# Work to be completed
Quote the material exactly from the line that contains "Output the text content of this document." through its last line. Any pictures are to be left out.

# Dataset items
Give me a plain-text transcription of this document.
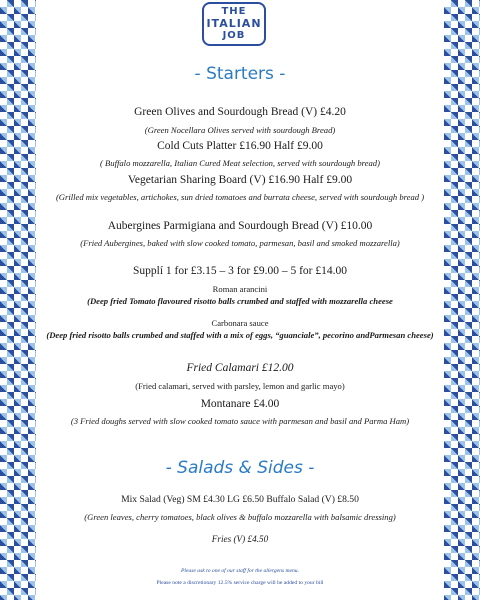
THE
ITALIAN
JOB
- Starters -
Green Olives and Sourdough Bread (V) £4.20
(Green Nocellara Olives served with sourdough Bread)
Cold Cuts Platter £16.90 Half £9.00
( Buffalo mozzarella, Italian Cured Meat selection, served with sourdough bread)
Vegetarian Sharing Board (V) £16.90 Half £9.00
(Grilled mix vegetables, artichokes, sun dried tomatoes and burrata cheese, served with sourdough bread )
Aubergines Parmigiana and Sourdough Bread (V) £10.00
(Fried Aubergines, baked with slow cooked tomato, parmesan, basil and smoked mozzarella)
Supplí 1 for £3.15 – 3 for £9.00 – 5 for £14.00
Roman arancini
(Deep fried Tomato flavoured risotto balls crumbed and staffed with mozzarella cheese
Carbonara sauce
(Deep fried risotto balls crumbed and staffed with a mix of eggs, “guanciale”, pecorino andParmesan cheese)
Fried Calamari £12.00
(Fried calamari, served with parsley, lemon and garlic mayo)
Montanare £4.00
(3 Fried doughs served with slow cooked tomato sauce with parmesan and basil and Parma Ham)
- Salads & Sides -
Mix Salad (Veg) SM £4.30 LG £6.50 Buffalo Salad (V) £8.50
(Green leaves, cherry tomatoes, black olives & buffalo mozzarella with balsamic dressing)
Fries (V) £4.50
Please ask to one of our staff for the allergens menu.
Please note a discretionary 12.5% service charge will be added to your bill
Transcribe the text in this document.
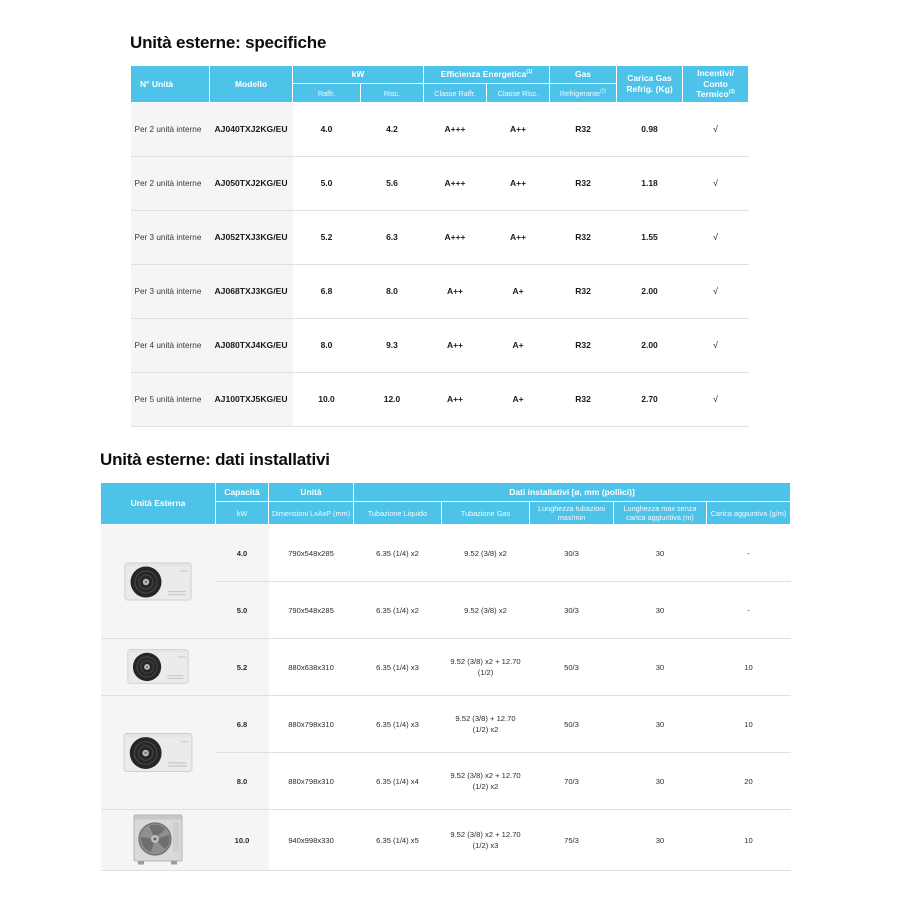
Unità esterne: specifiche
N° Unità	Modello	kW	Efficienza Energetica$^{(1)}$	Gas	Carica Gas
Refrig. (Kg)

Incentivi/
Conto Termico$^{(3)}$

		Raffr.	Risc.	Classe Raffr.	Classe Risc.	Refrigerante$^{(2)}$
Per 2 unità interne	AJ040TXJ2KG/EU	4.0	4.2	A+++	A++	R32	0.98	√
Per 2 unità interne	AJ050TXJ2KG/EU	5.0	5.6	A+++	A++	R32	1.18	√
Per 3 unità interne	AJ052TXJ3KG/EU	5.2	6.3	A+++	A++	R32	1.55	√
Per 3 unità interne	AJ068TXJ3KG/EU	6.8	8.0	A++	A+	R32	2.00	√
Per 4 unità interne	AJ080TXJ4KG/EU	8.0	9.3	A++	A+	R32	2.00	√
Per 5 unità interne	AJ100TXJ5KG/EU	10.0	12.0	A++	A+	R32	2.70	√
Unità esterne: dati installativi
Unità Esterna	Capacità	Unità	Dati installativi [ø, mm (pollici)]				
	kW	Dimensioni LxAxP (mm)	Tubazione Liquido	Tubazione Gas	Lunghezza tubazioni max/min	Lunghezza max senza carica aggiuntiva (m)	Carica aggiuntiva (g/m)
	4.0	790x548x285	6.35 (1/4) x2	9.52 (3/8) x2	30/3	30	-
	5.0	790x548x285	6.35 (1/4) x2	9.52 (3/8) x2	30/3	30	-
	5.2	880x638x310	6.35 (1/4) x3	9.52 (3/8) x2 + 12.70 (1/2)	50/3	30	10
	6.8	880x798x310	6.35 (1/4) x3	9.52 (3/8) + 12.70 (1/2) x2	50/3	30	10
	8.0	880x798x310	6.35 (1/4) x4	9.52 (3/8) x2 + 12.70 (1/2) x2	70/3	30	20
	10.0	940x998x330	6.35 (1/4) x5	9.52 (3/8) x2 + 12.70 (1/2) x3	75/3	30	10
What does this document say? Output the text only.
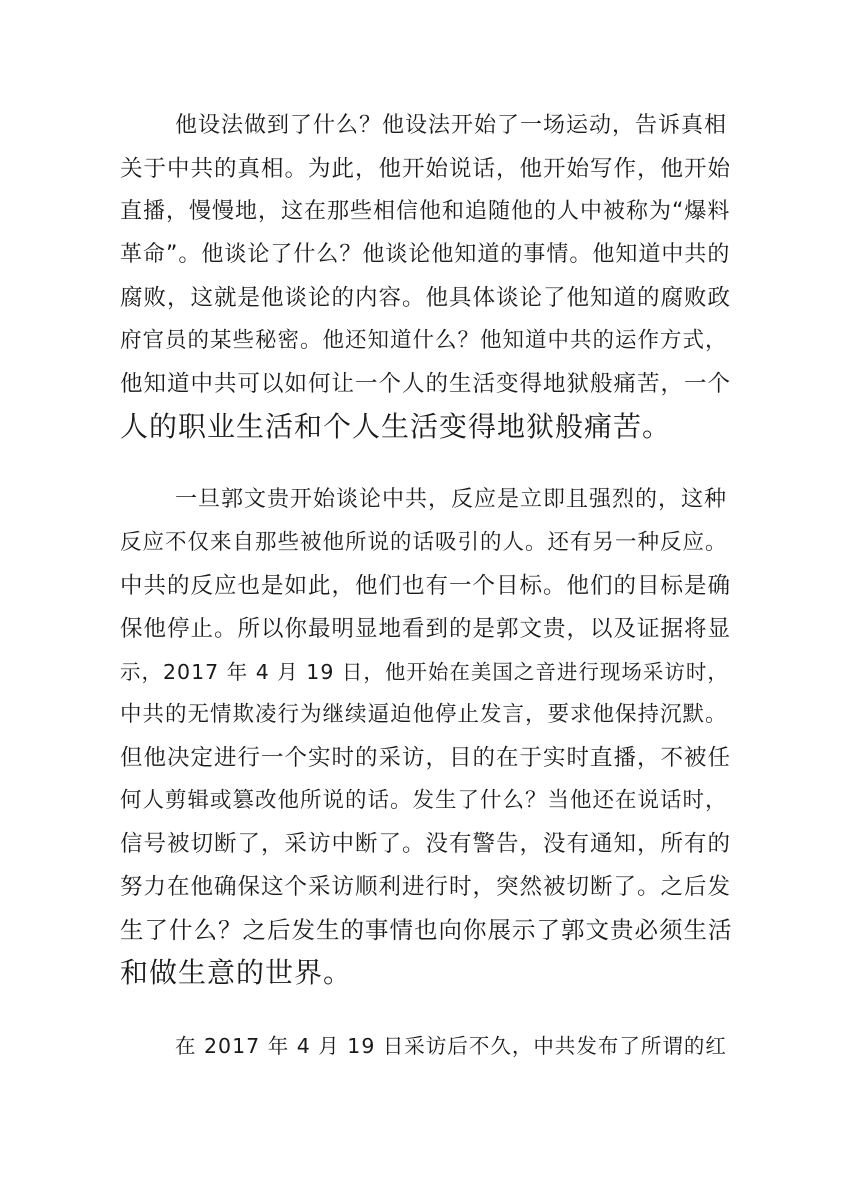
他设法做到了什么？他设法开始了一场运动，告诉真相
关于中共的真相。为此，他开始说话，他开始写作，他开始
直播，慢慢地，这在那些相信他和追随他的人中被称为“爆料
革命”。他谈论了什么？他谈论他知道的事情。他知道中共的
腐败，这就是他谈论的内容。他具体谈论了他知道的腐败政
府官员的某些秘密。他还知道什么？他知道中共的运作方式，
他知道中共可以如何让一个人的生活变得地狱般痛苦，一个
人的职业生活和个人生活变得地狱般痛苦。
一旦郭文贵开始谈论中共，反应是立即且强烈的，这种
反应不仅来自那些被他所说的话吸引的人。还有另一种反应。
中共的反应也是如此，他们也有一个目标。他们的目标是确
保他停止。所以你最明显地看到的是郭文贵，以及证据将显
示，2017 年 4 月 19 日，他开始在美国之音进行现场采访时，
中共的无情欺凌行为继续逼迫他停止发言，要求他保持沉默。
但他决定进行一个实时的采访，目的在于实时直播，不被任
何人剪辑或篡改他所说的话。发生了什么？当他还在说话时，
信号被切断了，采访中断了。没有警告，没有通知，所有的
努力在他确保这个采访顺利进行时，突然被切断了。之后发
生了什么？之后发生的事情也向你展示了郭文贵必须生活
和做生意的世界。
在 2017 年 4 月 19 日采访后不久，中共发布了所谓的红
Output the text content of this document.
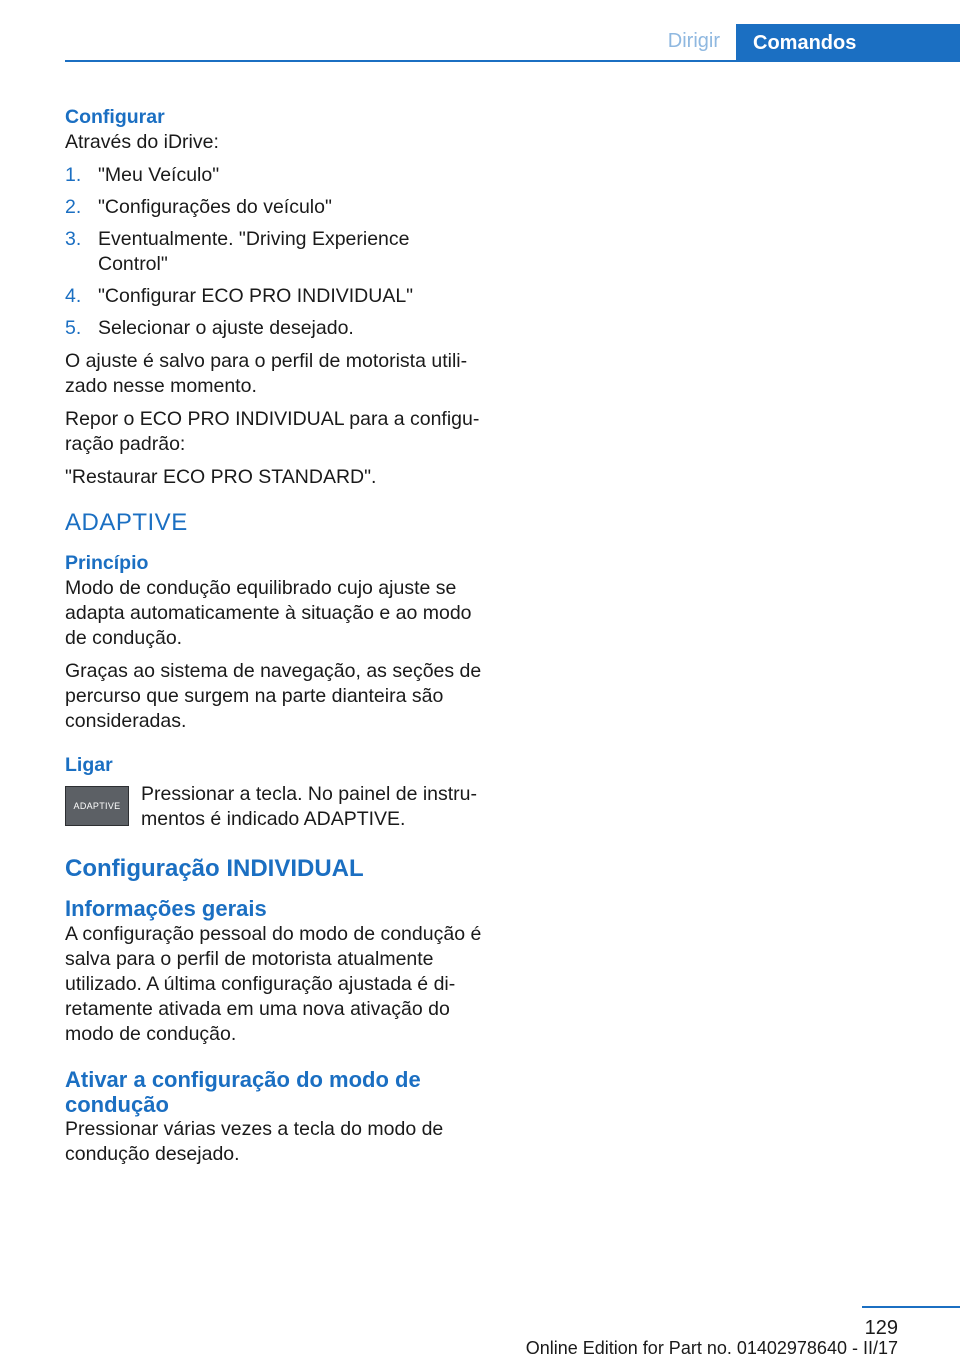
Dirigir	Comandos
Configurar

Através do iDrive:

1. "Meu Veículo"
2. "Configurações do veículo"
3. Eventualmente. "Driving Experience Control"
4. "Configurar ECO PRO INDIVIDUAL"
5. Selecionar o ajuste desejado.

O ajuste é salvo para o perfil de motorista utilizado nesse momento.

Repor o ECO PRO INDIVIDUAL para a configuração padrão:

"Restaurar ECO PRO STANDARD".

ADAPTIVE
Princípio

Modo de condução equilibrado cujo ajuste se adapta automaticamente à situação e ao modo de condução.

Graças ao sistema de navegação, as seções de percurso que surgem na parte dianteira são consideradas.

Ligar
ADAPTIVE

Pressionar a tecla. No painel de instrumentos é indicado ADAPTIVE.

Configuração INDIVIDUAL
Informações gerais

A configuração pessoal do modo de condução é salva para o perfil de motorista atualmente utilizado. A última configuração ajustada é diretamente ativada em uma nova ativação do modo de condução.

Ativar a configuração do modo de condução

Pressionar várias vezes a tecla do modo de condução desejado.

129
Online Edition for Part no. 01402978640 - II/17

# Solution
Output the text content of this document.
Dirigir	Comandos
Configurar

Através do iDrive:

1. "Meu Veículo"
2. "Configurações do veículo"
3. Eventualmente. "Driving Experience Control"
4. "Configurar ECO PRO INDIVIDUAL"
5. Selecionar o ajuste desejado.

O ajuste é salvo para o perfil de motorista utilizado nesse momento.

Repor o ECO PRO INDIVIDUAL para a configuração padrão:

"Restaurar ECO PRO STANDARD".

ADAPTIVE
Princípio

Modo de condução equilibrado cujo ajuste se adapta automaticamente à situação e ao modo de condução.

Graças ao sistema de navegação, as seções de percurso que surgem na parte dianteira são consideradas.

Ligar
ADAPTIVE

Pressionar a tecla. No painel de instrumentos é indicado ADAPTIVE.

Configuração INDIVIDUAL
Informações gerais

A configuração pessoal do modo de condução é salva para o perfil de motorista atualmente utilizado. A última configuração ajustada é diretamente ativada em uma nova ativação do modo de condução.

Ativar a configuração do modo de condução

Pressionar várias vezes a tecla do modo de condução desejado.

129
Online Edition for Part no. 01402978640 - II/17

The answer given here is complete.